━━━━━ ФРАГМЕНТ ДОКУМЕНТА ━━━━━

После 2011 года египетские лидеры, включая Сиси, откровенно заговорили о необходимости сосредоточиться на решении внутренних проблем, но такие настроения часто вытеснялись устойчивым, раздутым чувством собственной роли Египта и егопорой ошибочным, но серьезным убеждением в том, что ни один крупный региональный конфликт в регионе не может быть решен без Каира. Это мнение, распространенное среди египетского народа и правящей элиты (хотя Сиси более реалистичен), является следствием его размеров, централизма и культурного преобладания в арабском мире.
Однако эти настроения имеют лишь ограниченную связь с реальной властью и влиянием Египта. С момента расцвета страны полвека назад, когда она являлась бесспорным лидером арабского мира, сила и богатство Ближнего Востока переместились на восток к более динамичным экономикам, таким как Израиль, Турция, к нефтяным монархиям Персидского залива, особенно к Саудовской Аравии, а также к Ирану. Эти страны (хотя и в разной степени) способны использовать свое богатство, военную мощь и региональные прокси-сети для проецирования власти вовне, причем так, как Египет просто не в состоянии делать. География означает, что Египет продолжал играть важную роль в Ливии и Секторе Газа, но в других местах Каир стремился превратить свою относительную слабость в дипломатическую валюту, например, присоединившись к дипломатическим инициативам и стремясь занять позицию посредника между соперничающими региональными группировками, как это было во время ливанского кризиса. Итак, с момента расцвета Египта полвека назад власть и богатство Ближнего Востока переместились на восток и региональное значение страны уменьшилось.
Египет вряд ли станет четвертым крупным региональным блоком наряду с реваншистами во главе с Саудовской Аравией, иранскими гегемонистами и турецко-катарскими про-исламистами, но для него вполне могут существовать некоторые региональные возможности. Голос Египта в конфликтах на Ближнем Востоке до сих пор был приглушен, и страна стала скорее полем битвы за региональное превосходство, чем соперником других государств на международной арене. Тем не менее внутренняя политика Египта остается примером для некоторых государств, подобно тому как тогда, когда рост и падение влияния исламистов в самом Египтазадали тон для региона в целом (имеются в виду события Арабской весны, возвышение и падение в Египте «Братьев-мусульман»). И отказ Каира принять максималистскую линию Саудовской Аравии, направленную против Ирана и его союзников, принес пользу египтянам и указал путь к менее сектантской региональной политике.
В частности, Египет сегодня является примером ограничений, с которыми саудовский принц МБС может столкнуться, если, будучи выдающимся суннитским арабским лидером, он попытается диктовать другим государствам свой политический выбор. Эти ограничения были полностью продемонстрированы весной 2015 года, когда Египет отказался от неожиданного призыва МБС присоединиться к суннитской арабской военной коалиции для борьбы с проиранскими повстанцами-хуситами в Йемене. Как сказал один высокопоставленный египетский чиновник одному из авторов этой статьи: «Мы – Египет! Вы не можете звонить нам в три часа ночи и ожидать, что утром мы отправимся на войну».Египет запоздало внес ограниченный вклад в арабскую военную коалицию, воюющую в Йемене, но в целом избежал того, что оказалось катастрофической и дорогостоящей борьбой для остальных ее участников (имеются в виду проблемы антиповстанческой коалиции в Йемене, возглавляемой саудовскими и эмиратскими войсками, которая понесла тяжелые потери в борьбе с хуситами).

━━━━━ ИСХОДНЫЕ ДАННЫЕ ━━━━━

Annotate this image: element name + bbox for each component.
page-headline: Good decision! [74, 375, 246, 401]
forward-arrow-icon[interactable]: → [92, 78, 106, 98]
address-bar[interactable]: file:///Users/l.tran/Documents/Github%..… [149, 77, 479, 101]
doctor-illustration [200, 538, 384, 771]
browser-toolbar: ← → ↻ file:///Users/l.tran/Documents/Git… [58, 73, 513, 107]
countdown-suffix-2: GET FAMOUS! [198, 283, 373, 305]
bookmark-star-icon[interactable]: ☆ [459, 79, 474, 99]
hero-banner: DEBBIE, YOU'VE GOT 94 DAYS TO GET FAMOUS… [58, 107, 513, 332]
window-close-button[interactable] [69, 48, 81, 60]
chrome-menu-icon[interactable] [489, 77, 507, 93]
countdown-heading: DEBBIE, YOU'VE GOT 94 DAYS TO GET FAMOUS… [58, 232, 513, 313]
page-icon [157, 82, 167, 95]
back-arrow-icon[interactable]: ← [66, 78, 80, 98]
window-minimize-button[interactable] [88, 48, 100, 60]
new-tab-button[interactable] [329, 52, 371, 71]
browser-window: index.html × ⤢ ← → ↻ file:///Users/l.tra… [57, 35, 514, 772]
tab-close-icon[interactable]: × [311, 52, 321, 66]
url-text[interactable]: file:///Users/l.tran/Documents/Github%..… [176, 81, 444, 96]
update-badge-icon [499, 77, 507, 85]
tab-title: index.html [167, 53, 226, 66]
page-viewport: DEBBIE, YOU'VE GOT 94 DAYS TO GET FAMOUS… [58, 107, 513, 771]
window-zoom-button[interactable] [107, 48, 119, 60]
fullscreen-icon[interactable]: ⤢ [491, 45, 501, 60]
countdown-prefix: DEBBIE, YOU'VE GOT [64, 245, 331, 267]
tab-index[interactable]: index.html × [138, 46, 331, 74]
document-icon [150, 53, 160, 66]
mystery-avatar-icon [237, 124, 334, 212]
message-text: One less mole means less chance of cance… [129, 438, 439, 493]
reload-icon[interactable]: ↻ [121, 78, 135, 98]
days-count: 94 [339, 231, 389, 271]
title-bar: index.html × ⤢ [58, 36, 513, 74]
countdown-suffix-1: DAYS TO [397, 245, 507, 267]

━━━━━
━━━━━ ИСХОДНЫЕ ДАННЫЕ ━━━━━

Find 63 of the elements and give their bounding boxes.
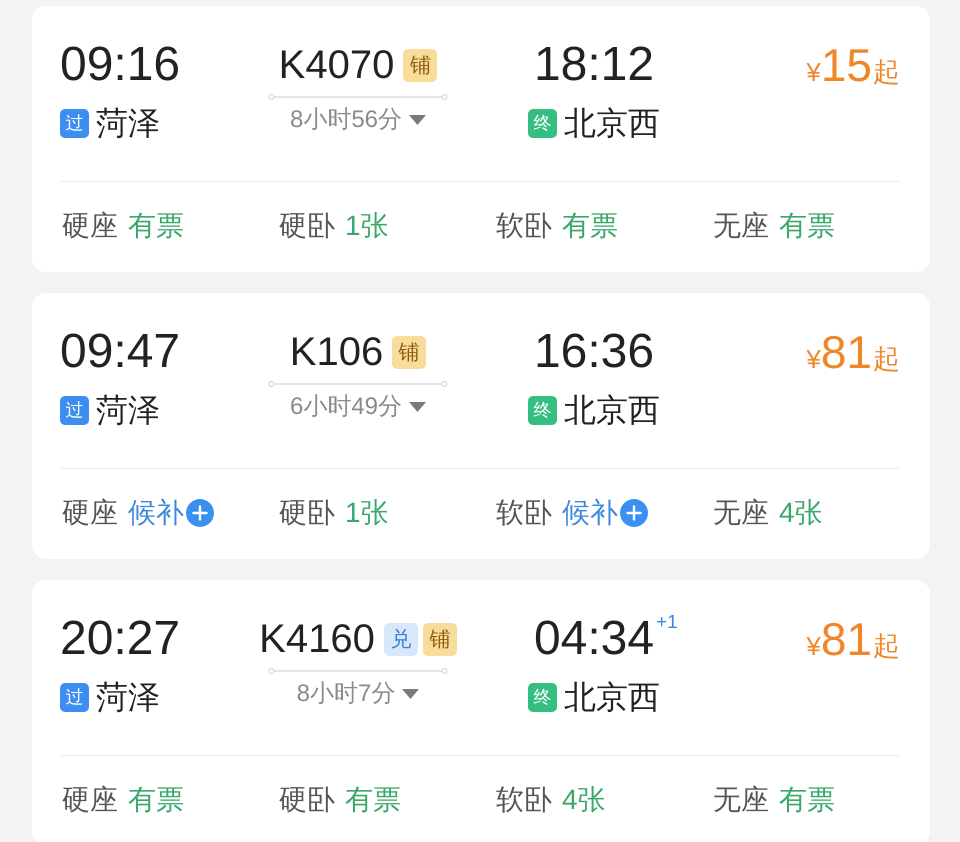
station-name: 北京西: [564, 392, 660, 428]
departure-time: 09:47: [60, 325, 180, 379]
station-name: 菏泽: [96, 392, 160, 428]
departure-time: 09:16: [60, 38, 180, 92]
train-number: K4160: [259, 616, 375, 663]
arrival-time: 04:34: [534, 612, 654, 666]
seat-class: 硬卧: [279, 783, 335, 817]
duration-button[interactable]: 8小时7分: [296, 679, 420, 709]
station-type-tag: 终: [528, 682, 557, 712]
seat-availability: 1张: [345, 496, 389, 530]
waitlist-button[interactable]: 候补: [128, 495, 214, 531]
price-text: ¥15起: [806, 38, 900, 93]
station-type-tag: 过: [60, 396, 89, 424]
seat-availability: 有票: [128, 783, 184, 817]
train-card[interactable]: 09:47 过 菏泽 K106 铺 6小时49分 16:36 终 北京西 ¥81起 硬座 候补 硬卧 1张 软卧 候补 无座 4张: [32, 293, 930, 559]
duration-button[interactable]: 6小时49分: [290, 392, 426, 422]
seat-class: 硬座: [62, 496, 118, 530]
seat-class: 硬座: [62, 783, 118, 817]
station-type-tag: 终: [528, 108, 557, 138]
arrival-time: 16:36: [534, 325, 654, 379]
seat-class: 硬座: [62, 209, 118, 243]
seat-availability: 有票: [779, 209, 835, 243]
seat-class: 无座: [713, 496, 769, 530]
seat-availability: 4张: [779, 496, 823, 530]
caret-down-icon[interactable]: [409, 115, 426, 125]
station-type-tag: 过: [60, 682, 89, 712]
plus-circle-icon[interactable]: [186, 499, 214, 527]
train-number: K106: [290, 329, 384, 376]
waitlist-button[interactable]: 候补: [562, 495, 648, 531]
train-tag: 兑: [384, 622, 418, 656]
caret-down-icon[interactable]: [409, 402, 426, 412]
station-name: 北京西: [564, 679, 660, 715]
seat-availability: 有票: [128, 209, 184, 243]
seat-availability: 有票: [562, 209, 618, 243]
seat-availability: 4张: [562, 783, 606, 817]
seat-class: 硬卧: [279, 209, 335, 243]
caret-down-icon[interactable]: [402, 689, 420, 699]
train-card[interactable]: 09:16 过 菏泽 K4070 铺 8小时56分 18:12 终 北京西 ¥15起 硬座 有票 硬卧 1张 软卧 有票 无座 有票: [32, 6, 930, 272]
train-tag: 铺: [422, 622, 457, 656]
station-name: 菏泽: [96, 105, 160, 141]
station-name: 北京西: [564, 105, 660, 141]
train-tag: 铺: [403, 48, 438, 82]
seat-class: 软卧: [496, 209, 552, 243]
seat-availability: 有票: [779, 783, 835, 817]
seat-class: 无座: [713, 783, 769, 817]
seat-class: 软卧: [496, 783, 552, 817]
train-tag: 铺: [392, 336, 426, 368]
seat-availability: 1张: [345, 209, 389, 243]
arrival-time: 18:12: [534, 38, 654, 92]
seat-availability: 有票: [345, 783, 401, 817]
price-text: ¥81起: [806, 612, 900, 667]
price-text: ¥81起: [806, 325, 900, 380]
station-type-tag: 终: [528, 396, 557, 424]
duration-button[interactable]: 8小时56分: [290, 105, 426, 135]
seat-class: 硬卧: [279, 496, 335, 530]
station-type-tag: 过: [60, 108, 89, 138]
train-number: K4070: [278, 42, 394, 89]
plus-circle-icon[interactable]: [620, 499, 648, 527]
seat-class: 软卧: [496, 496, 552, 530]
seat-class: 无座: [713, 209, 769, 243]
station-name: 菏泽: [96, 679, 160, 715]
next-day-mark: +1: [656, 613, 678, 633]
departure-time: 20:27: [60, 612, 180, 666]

━━━━━

ЧТО СДЕЛАТЬ:
**1.** Кратко перескажите фрагмент о региональной роли Египта в двух предложениях.
**2.** В записях замените «seat-class» на «seat-type» в строках начиная со строки с «station-name: 北京西: [564, 392, 660, 428]» и до строки с «seat-availability: 有票: [128, 209, 184, 243]» включительно. Приведите только эти строки, оставив все остальное без изменений.

ОТВЕТЫ:
**1.** Египетский народ и правящая элита убеждены, что ни один крупный региональный конфликт нельзя решить без Каира, однако с момента расцвета страны полвека назад власть и богатство Ближнего Востока переместились на восток, и региональное значение Египта уменьшилось. Тем не менее внутренняя политика Египта остается примером для некоторых государств, а его отказ весной 2015 года присоединиться к военной коалиции против хуситов в Йемене показал ограничения, с которыми может столкнуться МБС, если попытается диктовать другим государствам свой политический выбор.

**2.**
station-name: 北京西: [564, 392, 660, 428]
departure-time: 09:47: [60, 325, 180, 379]
station-name: 菏泽: [96, 392, 160, 428]
departure-time: 09:16: [60, 38, 180, 92]
train-number: K4160: [259, 616, 375, 663]
arrival-time: 04:34: [534, 612, 654, 666]
seat-type: 硬卧: [279, 783, 335, 817]
duration-button[interactable]: 8小时7分: [296, 679, 420, 709]
station-type-tag: 终: [528, 682, 557, 712]
seat-availability: 1张: [345, 496, 389, 530]
waitlist-button[interactable]: 候补: [128, 495, 214, 531]
price-text: ¥15起: [806, 38, 900, 93]
station-type-tag: 过: [60, 396, 89, 424]
seat-availability: 有票: [128, 783, 184, 817]
train-card[interactable]: 09:47 过 菏泽 K106 铺 6小时49分 16:36 终 北京西 ¥81起 硬座 候补 硬卧 1张 软卧 候补 无座 4张: [32, 293, 930, 559]
duration-button[interactable]: 6小时49分: [290, 392, 426, 422]
seat-type: 硬座: [62, 496, 118, 530]
seat-type: 硬座: [62, 783, 118, 817]
station-type-tag: 终: [528, 108, 557, 138]
arrival-time: 16:36: [534, 325, 654, 379]
seat-type: 硬座: [62, 209, 118, 243]
seat-availability: 有票: [779, 209, 835, 243]
seat-type: 无座: [713, 496, 769, 530]
seat-availability: 4张: [779, 496, 823, 530]
caret-down-icon[interactable]: [409, 115, 426, 125]
station-type-tag: 过: [60, 682, 89, 712]
plus-circle-icon[interactable]: [186, 499, 214, 527]
train-number: K106: [290, 329, 384, 376]
waitlist-button[interactable]: 候补: [562, 495, 648, 531]
train-tag: 兑: [384, 622, 418, 656]
caret-down-icon[interactable]: [409, 402, 426, 412]
station-name: 北京西: [564, 679, 660, 715]
seat-availability: 有票: [128, 209, 184, 243]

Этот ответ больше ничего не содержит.